# SOURCE RECORDS:
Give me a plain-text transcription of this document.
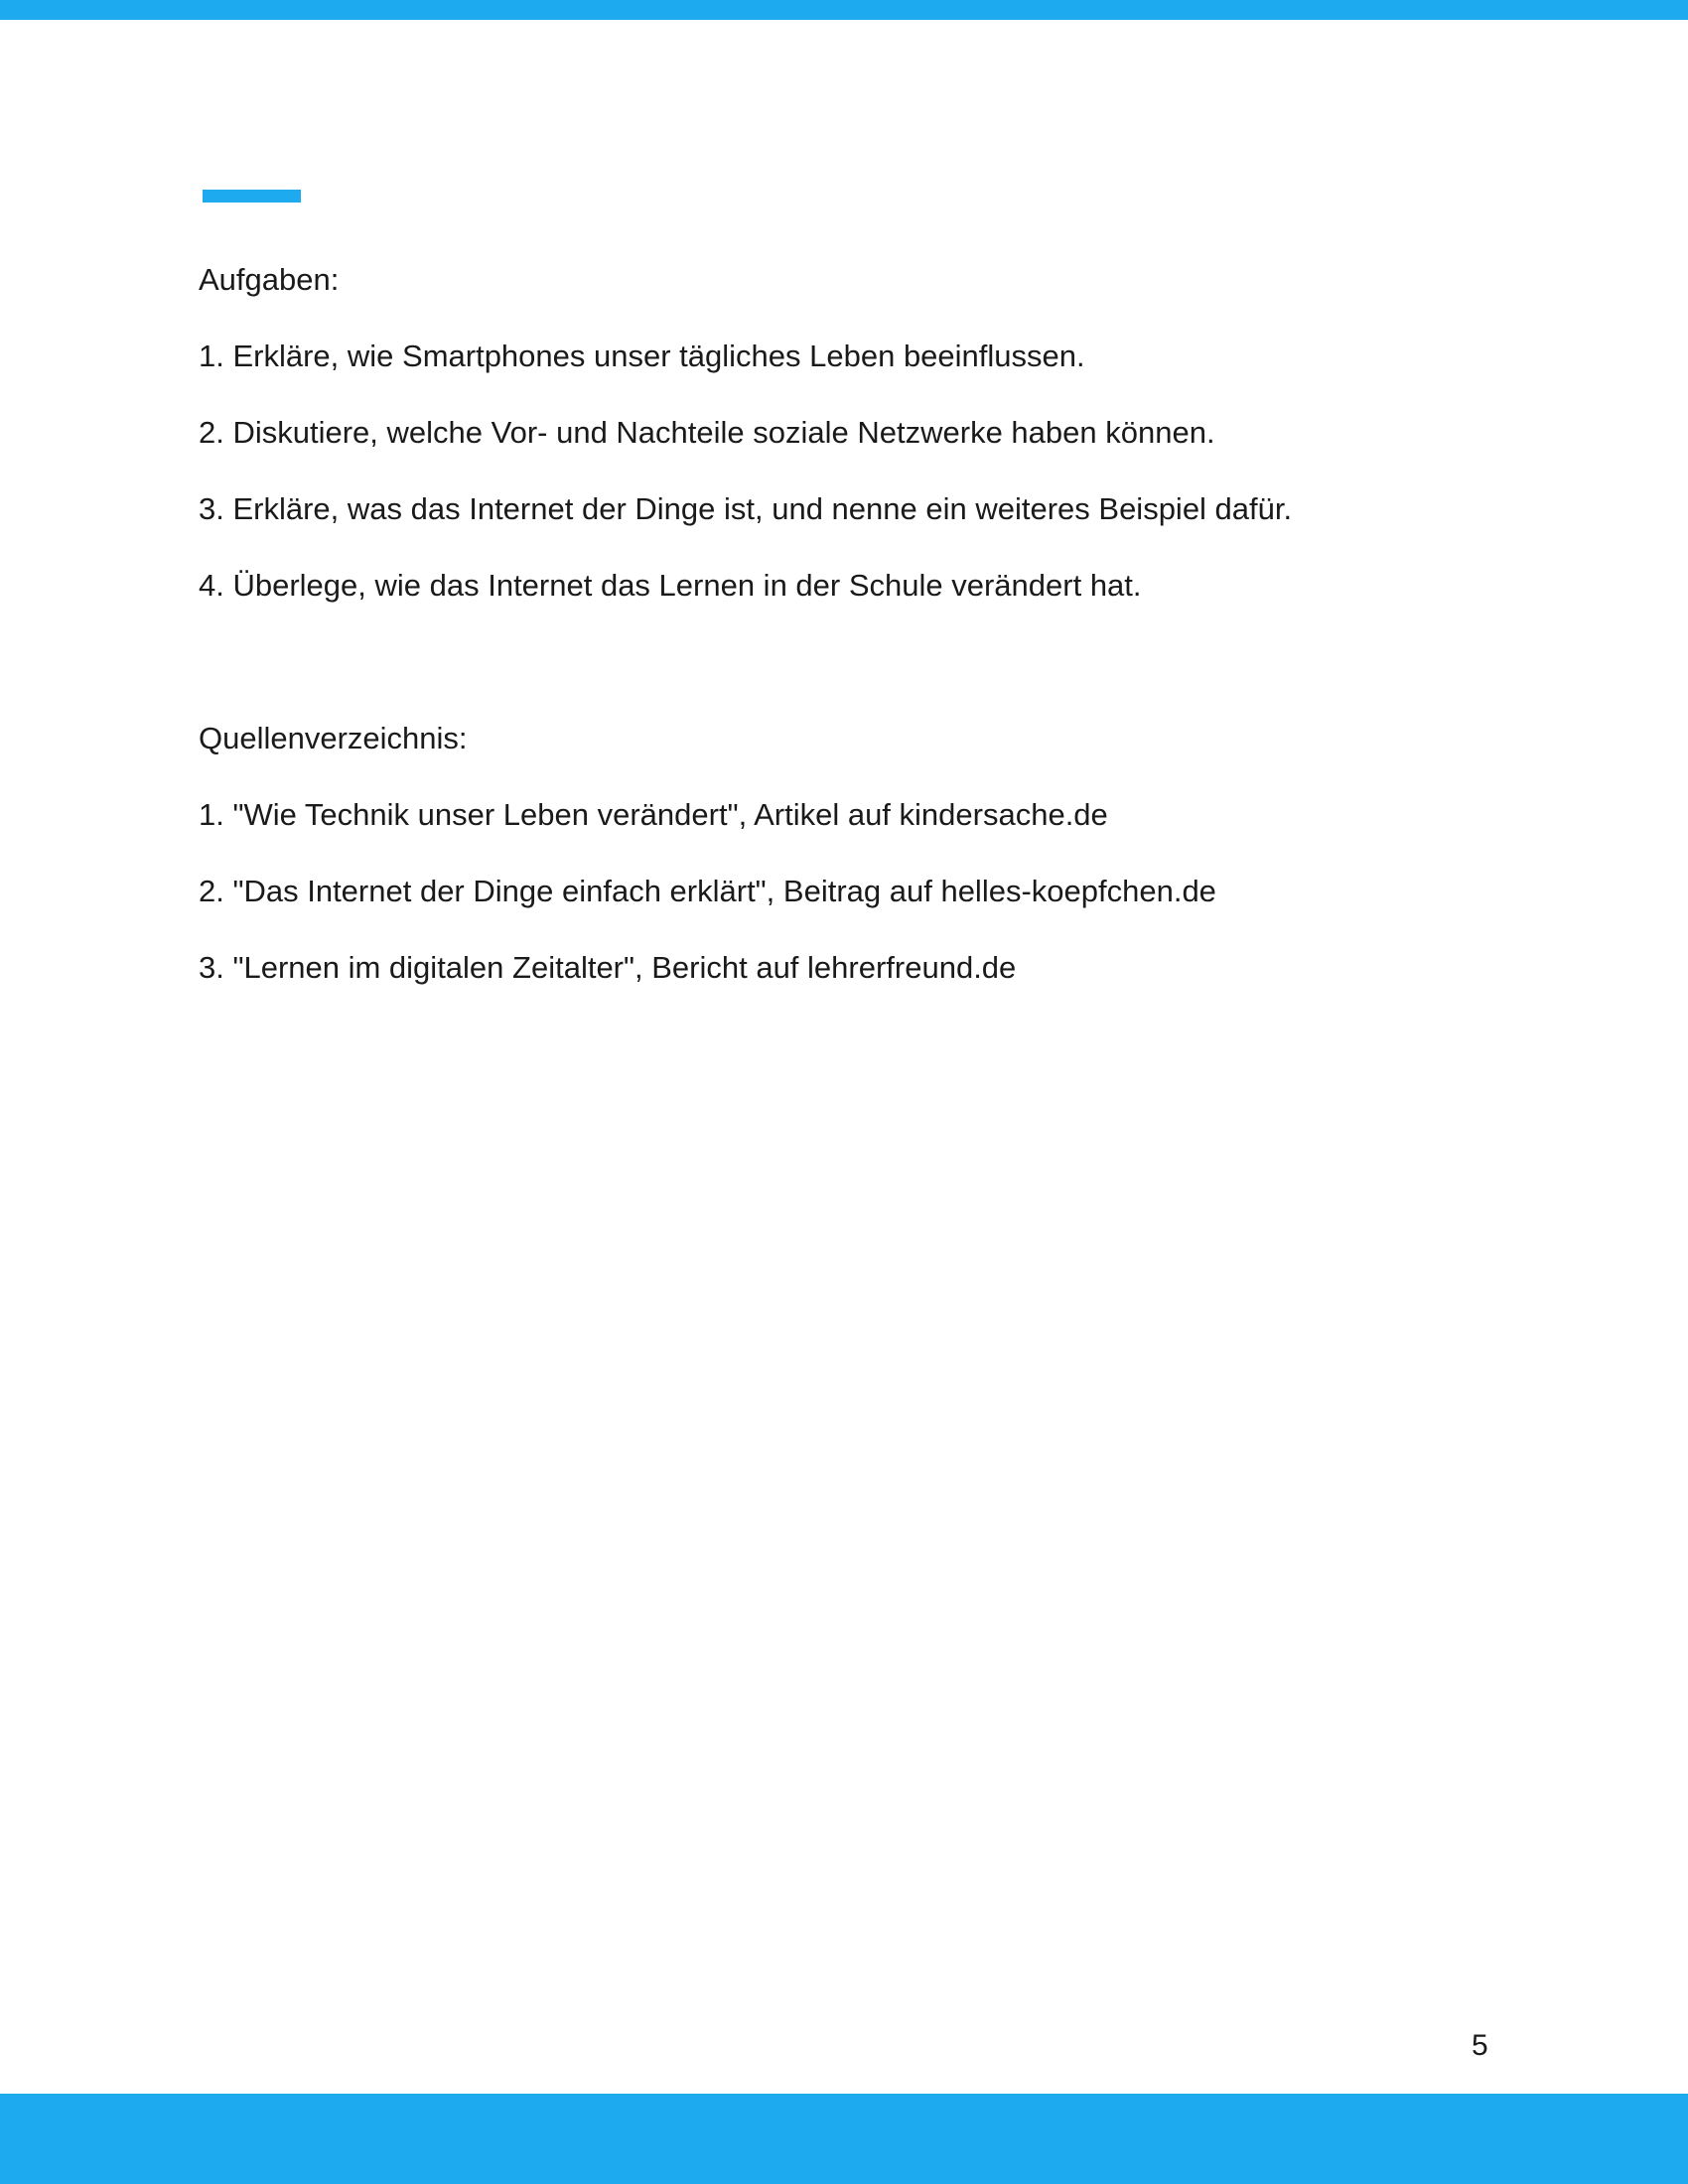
Aufgaben:
1. Erkläre, wie Smartphones unser tägliches Leben beeinflussen.
2. Diskutiere, welche Vor- und Nachteile soziale Netzwerke haben können.
3. Erkläre, was das Internet der Dinge ist, und nenne ein weiteres Beispiel dafür.
4. Überlege, wie das Internet das Lernen in der Schule verändert hat.
Quellenverzeichnis:
1. "Wie Technik unser Leben verändert", Artikel auf kindersache.de
2. "Das Internet der Dinge einfach erklärt", Beitrag auf helles-koepfchen.de
3. "Lernen im digitalen Zeitalter", Bericht auf lehrerfreund.de
5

# WHAT TO WORK ON:
Quote all of the entries word for word, omitting any pictures.

# EXPECTED ANSWER:
Give me a plain-text transcription of this document.
Aufgaben:
1. Erkläre, wie Smartphones unser tägliches Leben beeinflussen.
2. Diskutiere, welche Vor- und Nachteile soziale Netzwerke haben können.
3. Erkläre, was das Internet der Dinge ist, und nenne ein weiteres Beispiel dafür.
4. Überlege, wie das Internet das Lernen in der Schule verändert hat.
Quellenverzeichnis:
1. "Wie Technik unser Leben verändert", Artikel auf kindersache.de
2. "Das Internet der Dinge einfach erklärt", Beitrag auf helles-koepfchen.de
3. "Lernen im digitalen Zeitalter", Bericht auf lehrerfreund.de
5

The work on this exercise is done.